** BEGIN Listed entries **

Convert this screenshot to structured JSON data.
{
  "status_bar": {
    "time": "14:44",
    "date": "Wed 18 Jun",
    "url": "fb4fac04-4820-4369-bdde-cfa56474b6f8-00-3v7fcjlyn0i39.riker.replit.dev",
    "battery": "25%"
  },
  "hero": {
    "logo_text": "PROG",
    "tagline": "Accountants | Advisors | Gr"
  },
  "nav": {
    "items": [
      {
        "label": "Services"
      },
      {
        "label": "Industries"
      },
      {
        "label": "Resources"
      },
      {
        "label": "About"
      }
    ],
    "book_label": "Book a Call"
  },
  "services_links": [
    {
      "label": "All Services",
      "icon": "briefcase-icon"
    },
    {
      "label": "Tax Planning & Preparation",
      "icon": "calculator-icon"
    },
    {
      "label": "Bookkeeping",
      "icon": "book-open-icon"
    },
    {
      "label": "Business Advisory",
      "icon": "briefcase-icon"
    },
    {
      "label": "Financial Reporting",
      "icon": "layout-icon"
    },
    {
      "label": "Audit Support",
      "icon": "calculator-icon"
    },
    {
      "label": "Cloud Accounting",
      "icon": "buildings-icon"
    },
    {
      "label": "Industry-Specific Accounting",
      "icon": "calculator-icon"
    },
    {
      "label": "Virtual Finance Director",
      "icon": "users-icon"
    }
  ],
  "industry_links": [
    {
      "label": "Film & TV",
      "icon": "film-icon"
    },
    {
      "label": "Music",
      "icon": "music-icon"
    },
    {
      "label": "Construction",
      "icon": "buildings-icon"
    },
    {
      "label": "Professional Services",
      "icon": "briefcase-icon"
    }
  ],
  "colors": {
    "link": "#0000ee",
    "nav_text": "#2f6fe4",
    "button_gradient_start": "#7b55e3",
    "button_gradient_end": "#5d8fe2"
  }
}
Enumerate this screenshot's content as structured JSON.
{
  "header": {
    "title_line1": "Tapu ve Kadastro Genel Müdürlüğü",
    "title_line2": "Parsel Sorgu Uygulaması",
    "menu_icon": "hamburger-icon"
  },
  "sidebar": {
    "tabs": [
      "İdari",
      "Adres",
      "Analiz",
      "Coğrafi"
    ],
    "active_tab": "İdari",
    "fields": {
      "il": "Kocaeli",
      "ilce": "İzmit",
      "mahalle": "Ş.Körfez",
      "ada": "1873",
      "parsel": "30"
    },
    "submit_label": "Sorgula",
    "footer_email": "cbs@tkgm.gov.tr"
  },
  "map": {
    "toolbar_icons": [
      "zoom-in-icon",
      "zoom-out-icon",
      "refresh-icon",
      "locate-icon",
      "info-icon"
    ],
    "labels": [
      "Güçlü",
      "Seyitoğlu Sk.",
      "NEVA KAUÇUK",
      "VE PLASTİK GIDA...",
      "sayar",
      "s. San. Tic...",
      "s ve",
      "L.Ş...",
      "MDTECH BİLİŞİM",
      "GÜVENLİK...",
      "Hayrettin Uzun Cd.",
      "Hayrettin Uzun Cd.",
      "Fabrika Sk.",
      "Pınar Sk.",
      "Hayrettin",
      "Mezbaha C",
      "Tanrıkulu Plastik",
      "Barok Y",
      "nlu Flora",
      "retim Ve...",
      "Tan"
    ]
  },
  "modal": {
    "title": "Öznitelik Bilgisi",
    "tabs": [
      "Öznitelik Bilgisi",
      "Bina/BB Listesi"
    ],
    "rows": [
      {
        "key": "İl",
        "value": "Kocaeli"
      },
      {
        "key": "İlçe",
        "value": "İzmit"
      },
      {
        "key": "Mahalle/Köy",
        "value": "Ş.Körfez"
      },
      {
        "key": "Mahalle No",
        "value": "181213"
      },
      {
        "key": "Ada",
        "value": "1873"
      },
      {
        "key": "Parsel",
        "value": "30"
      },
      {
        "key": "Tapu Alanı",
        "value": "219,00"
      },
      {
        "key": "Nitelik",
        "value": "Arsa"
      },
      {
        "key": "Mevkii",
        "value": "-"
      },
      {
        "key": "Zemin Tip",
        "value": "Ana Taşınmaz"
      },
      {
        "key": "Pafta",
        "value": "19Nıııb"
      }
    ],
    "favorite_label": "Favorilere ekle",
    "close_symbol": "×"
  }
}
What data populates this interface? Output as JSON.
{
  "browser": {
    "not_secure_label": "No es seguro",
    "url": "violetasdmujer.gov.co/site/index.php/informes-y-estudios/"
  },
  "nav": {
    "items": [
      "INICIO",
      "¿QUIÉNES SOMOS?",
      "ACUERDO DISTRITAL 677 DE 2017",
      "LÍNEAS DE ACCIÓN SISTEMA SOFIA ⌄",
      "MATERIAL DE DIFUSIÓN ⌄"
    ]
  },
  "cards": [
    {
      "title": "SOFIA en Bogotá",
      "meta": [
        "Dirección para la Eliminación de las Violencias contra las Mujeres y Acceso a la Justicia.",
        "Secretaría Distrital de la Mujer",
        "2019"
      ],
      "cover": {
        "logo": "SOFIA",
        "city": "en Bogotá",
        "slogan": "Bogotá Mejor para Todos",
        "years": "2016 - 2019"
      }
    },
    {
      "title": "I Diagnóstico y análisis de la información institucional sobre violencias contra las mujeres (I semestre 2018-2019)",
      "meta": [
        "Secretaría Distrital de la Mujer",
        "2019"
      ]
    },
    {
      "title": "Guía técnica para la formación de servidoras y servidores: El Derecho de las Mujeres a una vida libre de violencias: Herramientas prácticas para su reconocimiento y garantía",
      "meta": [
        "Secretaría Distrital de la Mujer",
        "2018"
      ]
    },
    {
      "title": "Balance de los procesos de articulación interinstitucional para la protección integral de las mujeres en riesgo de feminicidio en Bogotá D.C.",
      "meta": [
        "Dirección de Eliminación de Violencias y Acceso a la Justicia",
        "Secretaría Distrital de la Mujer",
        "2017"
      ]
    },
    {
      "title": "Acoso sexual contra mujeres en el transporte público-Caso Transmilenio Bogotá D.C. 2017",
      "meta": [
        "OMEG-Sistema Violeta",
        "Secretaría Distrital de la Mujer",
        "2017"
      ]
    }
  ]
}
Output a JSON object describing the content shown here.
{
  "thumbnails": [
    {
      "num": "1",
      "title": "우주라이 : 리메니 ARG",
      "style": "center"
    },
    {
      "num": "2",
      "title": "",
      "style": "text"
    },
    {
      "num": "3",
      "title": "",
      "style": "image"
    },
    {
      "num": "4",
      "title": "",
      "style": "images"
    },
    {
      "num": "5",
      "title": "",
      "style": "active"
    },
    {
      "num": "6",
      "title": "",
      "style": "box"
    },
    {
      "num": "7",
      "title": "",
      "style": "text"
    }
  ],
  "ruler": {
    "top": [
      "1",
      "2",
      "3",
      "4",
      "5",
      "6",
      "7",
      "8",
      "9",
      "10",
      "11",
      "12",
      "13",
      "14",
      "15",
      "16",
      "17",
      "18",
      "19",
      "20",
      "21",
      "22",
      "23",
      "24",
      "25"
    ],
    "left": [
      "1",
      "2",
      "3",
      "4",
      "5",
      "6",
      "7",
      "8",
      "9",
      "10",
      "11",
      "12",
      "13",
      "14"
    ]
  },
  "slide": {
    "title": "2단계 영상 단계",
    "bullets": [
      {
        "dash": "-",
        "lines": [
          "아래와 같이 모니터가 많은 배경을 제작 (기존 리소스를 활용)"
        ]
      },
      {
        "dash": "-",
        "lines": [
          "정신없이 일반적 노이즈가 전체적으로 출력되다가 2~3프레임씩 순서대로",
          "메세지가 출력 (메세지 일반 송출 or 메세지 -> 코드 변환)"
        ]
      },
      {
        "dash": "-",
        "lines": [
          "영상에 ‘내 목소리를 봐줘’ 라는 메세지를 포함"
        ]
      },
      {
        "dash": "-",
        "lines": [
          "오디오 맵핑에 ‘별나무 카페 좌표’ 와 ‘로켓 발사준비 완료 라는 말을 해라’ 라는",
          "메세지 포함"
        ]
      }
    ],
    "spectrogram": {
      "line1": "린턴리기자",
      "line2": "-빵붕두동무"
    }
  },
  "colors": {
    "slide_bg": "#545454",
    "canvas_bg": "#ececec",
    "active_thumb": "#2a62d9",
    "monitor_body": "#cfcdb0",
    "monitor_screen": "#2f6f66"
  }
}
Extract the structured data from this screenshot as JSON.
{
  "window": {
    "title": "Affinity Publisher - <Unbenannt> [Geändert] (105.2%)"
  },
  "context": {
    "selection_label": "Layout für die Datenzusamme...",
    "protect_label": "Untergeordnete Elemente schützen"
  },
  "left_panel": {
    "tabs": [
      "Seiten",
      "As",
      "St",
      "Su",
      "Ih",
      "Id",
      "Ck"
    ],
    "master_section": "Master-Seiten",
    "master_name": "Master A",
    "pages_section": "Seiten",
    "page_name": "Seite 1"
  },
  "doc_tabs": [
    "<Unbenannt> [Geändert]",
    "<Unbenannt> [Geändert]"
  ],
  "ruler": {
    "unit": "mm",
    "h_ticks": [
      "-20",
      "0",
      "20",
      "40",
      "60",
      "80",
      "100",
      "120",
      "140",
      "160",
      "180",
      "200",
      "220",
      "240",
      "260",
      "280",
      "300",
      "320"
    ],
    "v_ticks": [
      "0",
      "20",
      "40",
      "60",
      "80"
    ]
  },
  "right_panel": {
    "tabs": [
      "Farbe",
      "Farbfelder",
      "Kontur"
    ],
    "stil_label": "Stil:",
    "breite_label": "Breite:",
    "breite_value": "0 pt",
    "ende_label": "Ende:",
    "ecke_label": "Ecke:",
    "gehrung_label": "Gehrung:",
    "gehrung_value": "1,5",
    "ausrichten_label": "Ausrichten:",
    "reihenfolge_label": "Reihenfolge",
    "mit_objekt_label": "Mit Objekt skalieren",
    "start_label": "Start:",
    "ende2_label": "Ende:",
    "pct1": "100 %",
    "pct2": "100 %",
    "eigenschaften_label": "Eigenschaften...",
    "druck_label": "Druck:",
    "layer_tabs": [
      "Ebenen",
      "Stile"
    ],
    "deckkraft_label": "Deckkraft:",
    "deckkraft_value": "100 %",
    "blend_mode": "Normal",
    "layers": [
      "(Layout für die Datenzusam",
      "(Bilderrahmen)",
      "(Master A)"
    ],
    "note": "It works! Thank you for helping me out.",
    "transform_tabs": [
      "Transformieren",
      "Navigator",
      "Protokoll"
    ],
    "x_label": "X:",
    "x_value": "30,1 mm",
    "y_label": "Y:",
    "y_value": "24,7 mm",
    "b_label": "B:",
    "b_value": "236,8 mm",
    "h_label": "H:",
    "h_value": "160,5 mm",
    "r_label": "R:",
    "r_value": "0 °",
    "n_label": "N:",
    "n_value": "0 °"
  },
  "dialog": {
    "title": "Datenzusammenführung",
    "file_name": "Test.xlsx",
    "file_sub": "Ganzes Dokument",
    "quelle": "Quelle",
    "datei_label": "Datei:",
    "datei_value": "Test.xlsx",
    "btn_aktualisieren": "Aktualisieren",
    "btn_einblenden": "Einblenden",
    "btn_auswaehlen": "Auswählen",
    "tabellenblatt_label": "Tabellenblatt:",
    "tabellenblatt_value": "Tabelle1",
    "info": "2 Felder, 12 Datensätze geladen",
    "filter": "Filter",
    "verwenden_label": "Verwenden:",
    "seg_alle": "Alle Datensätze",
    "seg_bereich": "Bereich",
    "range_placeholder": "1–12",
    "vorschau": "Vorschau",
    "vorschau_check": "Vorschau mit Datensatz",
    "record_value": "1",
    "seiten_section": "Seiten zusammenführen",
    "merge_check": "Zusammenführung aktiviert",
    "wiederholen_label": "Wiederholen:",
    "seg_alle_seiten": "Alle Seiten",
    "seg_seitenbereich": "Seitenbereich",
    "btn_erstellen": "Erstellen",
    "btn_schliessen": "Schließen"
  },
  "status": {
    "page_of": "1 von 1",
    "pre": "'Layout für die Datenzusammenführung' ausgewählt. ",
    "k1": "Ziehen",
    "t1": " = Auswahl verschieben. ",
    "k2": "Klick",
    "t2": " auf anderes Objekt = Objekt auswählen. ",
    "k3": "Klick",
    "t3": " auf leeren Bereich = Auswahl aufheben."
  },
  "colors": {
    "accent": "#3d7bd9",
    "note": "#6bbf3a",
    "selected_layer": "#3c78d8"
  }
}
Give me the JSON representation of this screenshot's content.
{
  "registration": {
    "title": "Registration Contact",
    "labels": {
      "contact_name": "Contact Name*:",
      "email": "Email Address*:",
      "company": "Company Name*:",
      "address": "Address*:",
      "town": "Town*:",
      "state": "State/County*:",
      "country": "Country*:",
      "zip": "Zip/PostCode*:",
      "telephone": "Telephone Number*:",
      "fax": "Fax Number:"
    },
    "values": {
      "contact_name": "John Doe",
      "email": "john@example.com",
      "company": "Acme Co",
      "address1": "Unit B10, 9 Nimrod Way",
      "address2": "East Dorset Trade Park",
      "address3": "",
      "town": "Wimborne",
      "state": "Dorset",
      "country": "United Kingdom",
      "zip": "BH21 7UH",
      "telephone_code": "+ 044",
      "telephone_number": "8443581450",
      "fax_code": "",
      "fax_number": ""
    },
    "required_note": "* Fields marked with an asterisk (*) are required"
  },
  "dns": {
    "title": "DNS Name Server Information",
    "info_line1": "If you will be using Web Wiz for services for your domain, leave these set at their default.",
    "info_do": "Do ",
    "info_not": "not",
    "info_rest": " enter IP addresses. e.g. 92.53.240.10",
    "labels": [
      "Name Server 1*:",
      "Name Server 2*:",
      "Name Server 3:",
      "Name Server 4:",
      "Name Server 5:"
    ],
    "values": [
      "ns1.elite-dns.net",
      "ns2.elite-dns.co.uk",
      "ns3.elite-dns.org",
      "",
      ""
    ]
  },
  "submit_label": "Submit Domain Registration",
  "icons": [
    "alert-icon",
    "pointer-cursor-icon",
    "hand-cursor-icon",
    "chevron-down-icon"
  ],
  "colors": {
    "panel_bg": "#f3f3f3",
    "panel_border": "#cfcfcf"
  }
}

** END Listed entries **

■ **Task**: All lines of the data above that include the word "xlsx" must be shown.

■ **Solved exercise**:
    "file_name": "Test.xlsx",
    "datei_value": "Test.xlsx",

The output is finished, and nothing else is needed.